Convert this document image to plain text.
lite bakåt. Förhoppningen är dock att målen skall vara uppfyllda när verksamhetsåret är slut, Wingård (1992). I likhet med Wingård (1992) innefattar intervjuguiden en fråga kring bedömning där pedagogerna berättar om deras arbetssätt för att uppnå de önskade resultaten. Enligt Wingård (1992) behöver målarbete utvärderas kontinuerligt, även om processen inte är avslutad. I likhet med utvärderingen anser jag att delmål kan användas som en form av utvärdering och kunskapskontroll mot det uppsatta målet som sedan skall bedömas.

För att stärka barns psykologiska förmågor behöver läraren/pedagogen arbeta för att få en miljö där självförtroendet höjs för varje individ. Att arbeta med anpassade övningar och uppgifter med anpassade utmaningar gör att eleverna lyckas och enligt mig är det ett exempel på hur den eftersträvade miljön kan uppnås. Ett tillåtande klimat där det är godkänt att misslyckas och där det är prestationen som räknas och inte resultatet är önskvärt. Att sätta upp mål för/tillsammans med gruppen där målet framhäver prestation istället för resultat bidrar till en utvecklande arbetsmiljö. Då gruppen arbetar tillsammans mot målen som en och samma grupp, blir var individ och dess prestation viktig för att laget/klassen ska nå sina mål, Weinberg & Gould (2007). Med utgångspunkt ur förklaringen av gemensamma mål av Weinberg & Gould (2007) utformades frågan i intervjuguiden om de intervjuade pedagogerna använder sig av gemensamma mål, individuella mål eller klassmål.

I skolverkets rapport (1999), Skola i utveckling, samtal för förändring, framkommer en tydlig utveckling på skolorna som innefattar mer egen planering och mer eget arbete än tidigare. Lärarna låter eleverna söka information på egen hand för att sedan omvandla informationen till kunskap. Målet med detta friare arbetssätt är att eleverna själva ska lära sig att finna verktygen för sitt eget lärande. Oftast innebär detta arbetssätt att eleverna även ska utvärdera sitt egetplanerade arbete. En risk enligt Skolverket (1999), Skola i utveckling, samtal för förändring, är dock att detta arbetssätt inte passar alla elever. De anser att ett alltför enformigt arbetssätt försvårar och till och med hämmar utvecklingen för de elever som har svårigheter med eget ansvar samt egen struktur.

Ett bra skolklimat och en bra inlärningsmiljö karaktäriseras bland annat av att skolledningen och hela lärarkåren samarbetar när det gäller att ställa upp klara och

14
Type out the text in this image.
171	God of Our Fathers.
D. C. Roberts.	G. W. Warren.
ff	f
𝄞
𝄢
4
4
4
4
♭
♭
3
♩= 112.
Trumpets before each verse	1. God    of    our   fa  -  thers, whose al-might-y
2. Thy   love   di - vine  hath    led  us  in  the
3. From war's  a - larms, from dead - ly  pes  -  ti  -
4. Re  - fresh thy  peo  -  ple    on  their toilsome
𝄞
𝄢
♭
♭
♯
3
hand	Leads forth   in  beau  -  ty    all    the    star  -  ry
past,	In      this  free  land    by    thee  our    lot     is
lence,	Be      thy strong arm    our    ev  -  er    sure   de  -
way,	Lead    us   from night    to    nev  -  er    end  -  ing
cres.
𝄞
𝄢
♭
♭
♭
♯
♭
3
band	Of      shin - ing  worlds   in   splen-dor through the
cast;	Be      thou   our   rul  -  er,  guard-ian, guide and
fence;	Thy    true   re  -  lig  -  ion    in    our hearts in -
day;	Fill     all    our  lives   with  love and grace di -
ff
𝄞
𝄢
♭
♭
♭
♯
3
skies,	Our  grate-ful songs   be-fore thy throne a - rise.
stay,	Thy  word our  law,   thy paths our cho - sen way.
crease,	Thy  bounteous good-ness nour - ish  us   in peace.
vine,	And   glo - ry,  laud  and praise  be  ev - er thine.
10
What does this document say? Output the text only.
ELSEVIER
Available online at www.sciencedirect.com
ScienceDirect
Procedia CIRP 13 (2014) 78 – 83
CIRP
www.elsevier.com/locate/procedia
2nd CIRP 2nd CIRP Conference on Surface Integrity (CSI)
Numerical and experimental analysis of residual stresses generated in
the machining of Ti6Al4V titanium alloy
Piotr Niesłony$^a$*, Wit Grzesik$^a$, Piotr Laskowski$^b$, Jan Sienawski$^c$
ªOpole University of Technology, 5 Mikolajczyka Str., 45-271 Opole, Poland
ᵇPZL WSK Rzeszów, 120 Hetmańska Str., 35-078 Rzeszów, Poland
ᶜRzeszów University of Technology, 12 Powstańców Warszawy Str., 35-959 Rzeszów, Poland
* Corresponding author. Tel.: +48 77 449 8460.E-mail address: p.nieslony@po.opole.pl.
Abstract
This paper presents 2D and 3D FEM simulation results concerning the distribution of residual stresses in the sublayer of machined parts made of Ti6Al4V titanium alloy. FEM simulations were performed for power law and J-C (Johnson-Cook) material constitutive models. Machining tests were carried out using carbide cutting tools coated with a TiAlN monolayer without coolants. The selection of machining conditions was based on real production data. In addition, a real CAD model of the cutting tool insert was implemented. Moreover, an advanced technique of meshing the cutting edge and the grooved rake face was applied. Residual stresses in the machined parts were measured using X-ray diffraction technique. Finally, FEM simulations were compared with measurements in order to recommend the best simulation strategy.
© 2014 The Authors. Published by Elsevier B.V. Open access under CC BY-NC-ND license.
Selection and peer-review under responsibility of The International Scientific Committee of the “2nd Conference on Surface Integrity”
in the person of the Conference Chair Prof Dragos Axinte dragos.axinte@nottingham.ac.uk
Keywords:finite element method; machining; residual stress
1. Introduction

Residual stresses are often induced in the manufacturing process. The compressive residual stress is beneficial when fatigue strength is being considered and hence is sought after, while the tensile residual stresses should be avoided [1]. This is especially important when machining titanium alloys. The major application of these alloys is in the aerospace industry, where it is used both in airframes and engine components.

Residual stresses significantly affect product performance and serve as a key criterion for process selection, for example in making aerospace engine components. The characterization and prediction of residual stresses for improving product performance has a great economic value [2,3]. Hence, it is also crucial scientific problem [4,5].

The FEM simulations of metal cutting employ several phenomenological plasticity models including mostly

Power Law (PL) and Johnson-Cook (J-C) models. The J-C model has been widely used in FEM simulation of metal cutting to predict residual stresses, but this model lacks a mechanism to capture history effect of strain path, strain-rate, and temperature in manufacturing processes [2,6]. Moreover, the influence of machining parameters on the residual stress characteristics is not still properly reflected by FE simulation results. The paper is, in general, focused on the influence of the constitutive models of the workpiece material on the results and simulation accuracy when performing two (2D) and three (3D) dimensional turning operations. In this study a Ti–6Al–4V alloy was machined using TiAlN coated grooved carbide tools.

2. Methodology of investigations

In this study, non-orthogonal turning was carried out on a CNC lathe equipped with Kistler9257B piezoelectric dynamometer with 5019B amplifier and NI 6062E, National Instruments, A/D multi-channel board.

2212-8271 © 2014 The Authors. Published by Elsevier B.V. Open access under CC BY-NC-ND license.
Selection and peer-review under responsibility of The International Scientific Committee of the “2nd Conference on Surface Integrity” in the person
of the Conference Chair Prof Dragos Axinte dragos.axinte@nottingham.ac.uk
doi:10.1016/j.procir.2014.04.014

WHAT IS BEING ASKED: Produce an exact copy of all the records.

WRITTEN REPLY:
Convert this document image to plain text.
lite bakåt. Förhoppningen är dock att målen skall vara uppfyllda när verksamhetsåret är slut, Wingård (1992). I likhet med Wingård (1992) innefattar intervjuguiden en fråga kring bedömning där pedagogerna berättar om deras arbetssätt för att uppnå de önskade resultaten. Enligt Wingård (1992) behöver målarbete utvärderas kontinuerligt, även om processen inte är avslutad. I likhet med utvärderingen anser jag att delmål kan användas som en form av utvärdering och kunskapskontroll mot det uppsatta målet som sedan skall bedömas.

För att stärka barns psykologiska förmågor behöver läraren/pedagogen arbeta för att få en miljö där självförtroendet höjs för varje individ. Att arbeta med anpassade övningar och uppgifter med anpassade utmaningar gör att eleverna lyckas och enligt mig är det ett exempel på hur den eftersträvade miljön kan uppnås. Ett tillåtande klimat där det är godkänt att misslyckas och där det är prestationen som räknas och inte resultatet är önskvärt. Att sätta upp mål för/tillsammans med gruppen där målet framhäver prestation istället för resultat bidrar till en utvecklande arbetsmiljö. Då gruppen arbetar tillsammans mot målen som en och samma grupp, blir var individ och dess prestation viktig för att laget/klassen ska nå sina mål, Weinberg & Gould (2007). Med utgångspunkt ur förklaringen av gemensamma mål av Weinberg & Gould (2007) utformades frågan i intervjuguiden om de intervjuade pedagogerna använder sig av gemensamma mål, individuella mål eller klassmål.

I skolverkets rapport (1999), Skola i utveckling, samtal för förändring, framkommer en tydlig utveckling på skolorna som innefattar mer egen planering och mer eget arbete än tidigare. Lärarna låter eleverna söka information på egen hand för att sedan omvandla informationen till kunskap. Målet med detta friare arbetssätt är att eleverna själva ska lära sig att finna verktygen för sitt eget lärande. Oftast innebär detta arbetssätt att eleverna även ska utvärdera sitt egetplanerade arbete. En risk enligt Skolverket (1999), Skola i utveckling, samtal för förändring, är dock att detta arbetssätt inte passar alla elever. De anser att ett alltför enformigt arbetssätt försvårar och till och med hämmar utvecklingen för de elever som har svårigheter med eget ansvar samt egen struktur.

Ett bra skolklimat och en bra inlärningsmiljö karaktäriseras bland annat av att skolledningen och hela lärarkåren samarbetar när det gäller att ställa upp klara och

14
Type out the text in this image.
171	God of Our Fathers.
D. C. Roberts.	G. W. Warren.
ff	f
𝄞
𝄢
4
4
4
4
♭
♭
3
♩= 112.
Trumpets before each verse	1. God    of    our   fa  -  thers, whose al-might-y
2. Thy   love   di - vine  hath    led  us  in  the
3. From war's  a - larms, from dead - ly  pes  -  ti  -
4. Re  - fresh thy  peo  -  ple    on  their toilsome
𝄞
𝄢
♭
♭
♯
3
hand	Leads forth   in  beau  -  ty    all    the    star  -  ry
past,	In      this  free  land    by    thee  our    lot     is
lence,	Be      thy strong arm    our    ev  -  er    sure   de  -
way,	Lead    us   from night    to    nev  -  er    end  -  ing
cres.
𝄞
𝄢
♭
♭
♭
♯
♭
3
band	Of      shin - ing  worlds   in   splen-dor through the
cast;	Be      thou   our   rul  -  er,  guard-ian, guide and
fence;	Thy    true   re  -  lig  -  ion    in    our hearts in -
day;	Fill     all    our  lives   with  love and grace di -
ff
𝄞
𝄢
♭
♭
♭
♯
3
skies,	Our  grate-ful songs   be-fore thy throne a - rise.
stay,	Thy  word our  law,   thy paths our cho - sen way.
crease,	Thy  bounteous good-ness nour - ish  us   in peace.
vine,	And   glo - ry,  laud  and praise  be  ev - er thine.
10
What does this document say? Output the text only.
ELSEVIER
Available online at www.sciencedirect.com
ScienceDirect
Procedia CIRP 13 (2014) 78 – 83
CIRP
www.elsevier.com/locate/procedia
2nd CIRP 2nd CIRP Conference on Surface Integrity (CSI)
Numerical and experimental analysis of residual stresses generated in
the machining of Ti6Al4V titanium alloy
Piotr Niesłony$^a$*, Wit Grzesik$^a$, Piotr Laskowski$^b$, Jan Sienawski$^c$
ªOpole University of Technology, 5 Mikolajczyka Str., 45-271 Opole, Poland
ᵇPZL WSK Rzeszów, 120 Hetmańska Str., 35-078 Rzeszów, Poland
ᶜRzeszów University of Technology, 12 Powstańców Warszawy Str., 35-959 Rzeszów, Poland
* Corresponding author. Tel.: +48 77 449 8460.E-mail address: p.nieslony@po.opole.pl.
Abstract
This paper presents 2D and 3D FEM simulation results concerning the distribution of residual stresses in the sublayer of machined parts made of Ti6Al4V titanium alloy. FEM simulations were performed for power law and J-C (Johnson-Cook) material constitutive models. Machining tests were carried out using carbide cutting tools coated with a TiAlN monolayer without coolants. The selection of machining conditions was based on real production data. In addition, a real CAD model of the cutting tool insert was implemented. Moreover, an advanced technique of meshing the cutting edge and the grooved rake face was applied. Residual stresses in the machined parts were measured using X-ray diffraction technique. Finally, FEM simulations were compared with measurements in order to recommend the best simulation strategy.
© 2014 The Authors. Published by Elsevier B.V. Open access under CC BY-NC-ND license.
Selection and peer-review under responsibility of The International Scientific Committee of the “2nd Conference on Surface Integrity”
in the person of the Conference Chair Prof Dragos Axinte dragos.axinte@nottingham.ac.uk
Keywords:finite element method; machining; residual stress
1. Introduction

Residual stresses are often induced in the manufacturing process. The compressive residual stress is beneficial when fatigue strength is being considered and hence is sought after, while the tensile residual stresses should be avoided [1]. This is especially important when machining titanium alloys. The major application of these alloys is in the aerospace industry, where it is used both in airframes and engine components.

Residual stresses significantly affect product performance and serve as a key criterion for process selection, for example in making aerospace engine components. The characterization and prediction of residual stresses for improving product performance has a great economic value [2,3]. Hence, it is also crucial scientific problem [4,5].

The FEM simulations of metal cutting employ several phenomenological plasticity models including mostly

Power Law (PL) and Johnson-Cook (J-C) models. The J-C model has been widely used in FEM simulation of metal cutting to predict residual stresses, but this model lacks a mechanism to capture history effect of strain path, strain-rate, and temperature in manufacturing processes [2,6]. Moreover, the influence of machining parameters on the residual stress characteristics is not still properly reflected by FE simulation results. The paper is, in general, focused on the influence of the constitutive models of the workpiece material on the results and simulation accuracy when performing two (2D) and three (3D) dimensional turning operations. In this study a Ti–6Al–4V alloy was machined using TiAlN coated grooved carbide tools.

2. Methodology of investigations

In this study, non-orthogonal turning was carried out on a CNC lathe equipped with Kistler9257B piezoelectric dynamometer with 5019B amplifier and NI 6062E, National Instruments, A/D multi-channel board.

2212-8271 © 2014 The Authors. Published by Elsevier B.V. Open access under CC BY-NC-ND license.
Selection and peer-review under responsibility of The International Scientific Committee of the “2nd Conference on Surface Integrity” in the person
of the Conference Chair Prof Dragos Axinte dragos.axinte@nottingham.ac.uk
doi:10.1016/j.procir.2014.04.014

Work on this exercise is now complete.